Exercise objective
Your task is to print all of the material verbatim.

(Stored items)
- - - - -

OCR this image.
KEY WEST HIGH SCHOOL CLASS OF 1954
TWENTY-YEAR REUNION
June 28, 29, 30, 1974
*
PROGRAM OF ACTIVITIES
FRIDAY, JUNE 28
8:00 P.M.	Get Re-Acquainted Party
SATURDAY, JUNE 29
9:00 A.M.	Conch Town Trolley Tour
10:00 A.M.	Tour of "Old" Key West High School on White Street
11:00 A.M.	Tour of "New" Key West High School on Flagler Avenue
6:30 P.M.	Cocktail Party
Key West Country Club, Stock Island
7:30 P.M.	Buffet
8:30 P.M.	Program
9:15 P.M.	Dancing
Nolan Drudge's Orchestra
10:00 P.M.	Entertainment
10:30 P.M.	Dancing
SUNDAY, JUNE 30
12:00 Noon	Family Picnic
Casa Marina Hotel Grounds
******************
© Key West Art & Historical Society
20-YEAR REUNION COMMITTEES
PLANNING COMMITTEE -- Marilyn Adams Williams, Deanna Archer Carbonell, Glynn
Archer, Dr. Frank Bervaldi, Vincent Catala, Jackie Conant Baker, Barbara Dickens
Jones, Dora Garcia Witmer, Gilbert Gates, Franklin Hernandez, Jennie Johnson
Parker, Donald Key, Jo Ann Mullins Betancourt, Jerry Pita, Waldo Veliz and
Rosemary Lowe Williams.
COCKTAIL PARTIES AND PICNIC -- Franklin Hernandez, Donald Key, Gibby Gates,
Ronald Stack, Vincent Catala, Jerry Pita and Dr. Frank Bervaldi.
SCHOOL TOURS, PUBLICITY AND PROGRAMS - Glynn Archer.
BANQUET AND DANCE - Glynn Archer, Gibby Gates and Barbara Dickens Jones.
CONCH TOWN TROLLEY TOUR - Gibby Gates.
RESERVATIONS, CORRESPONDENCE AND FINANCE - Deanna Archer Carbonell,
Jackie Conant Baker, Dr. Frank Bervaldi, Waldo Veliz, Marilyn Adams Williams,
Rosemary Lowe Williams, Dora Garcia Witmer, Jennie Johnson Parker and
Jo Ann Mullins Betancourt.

- - - - -

Response to the task
OCR this image.
KEY WEST HIGH SCHOOL CLASS OF 1954
TWENTY-YEAR REUNION
June 28, 29, 30, 1974
*
PROGRAM OF ACTIVITIES
FRIDAY, JUNE 28
8:00 P.M.	Get Re-Acquainted Party
SATURDAY, JUNE 29
9:00 A.M.	Conch Town Trolley Tour
10:00 A.M.	Tour of "Old" Key West High School on White Street
11:00 A.M.	Tour of "New" Key West High School on Flagler Avenue
6:30 P.M.	Cocktail Party
Key West Country Club, Stock Island
7:30 P.M.	Buffet
8:30 P.M.	Program
9:15 P.M.	Dancing
Nolan Drudge's Orchestra
10:00 P.M.	Entertainment
10:30 P.M.	Dancing
SUNDAY, JUNE 30
12:00 Noon	Family Picnic
Casa Marina Hotel Grounds
******************
© Key West Art & Historical Society
20-YEAR REUNION COMMITTEES
PLANNING COMMITTEE -- Marilyn Adams Williams, Deanna Archer Carbonell, Glynn
Archer, Dr. Frank Bervaldi, Vincent Catala, Jackie Conant Baker, Barbara Dickens
Jones, Dora Garcia Witmer, Gilbert Gates, Franklin Hernandez, Jennie Johnson
Parker, Donald Key, Jo Ann Mullins Betancourt, Jerry Pita, Waldo Veliz and
Rosemary Lowe Williams.
COCKTAIL PARTIES AND PICNIC -- Franklin Hernandez, Donald Key, Gibby Gates,
Ronald Stack, Vincent Catala, Jerry Pita and Dr. Frank Bervaldi.
SCHOOL TOURS, PUBLICITY AND PROGRAMS - Glynn Archer.
BANQUET AND DANCE - Glynn Archer, Gibby Gates and Barbara Dickens Jones.
CONCH TOWN TROLLEY TOUR - Gibby Gates.
RESERVATIONS, CORRESPONDENCE AND FINANCE - Deanna Archer Carbonell,
Jackie Conant Baker, Dr. Frank Bervaldi, Waldo Veliz, Marilyn Adams Williams,
Rosemary Lowe Williams, Dora Garcia Witmer, Jennie Johnson Parker and
Jo Ann Mullins Betancourt.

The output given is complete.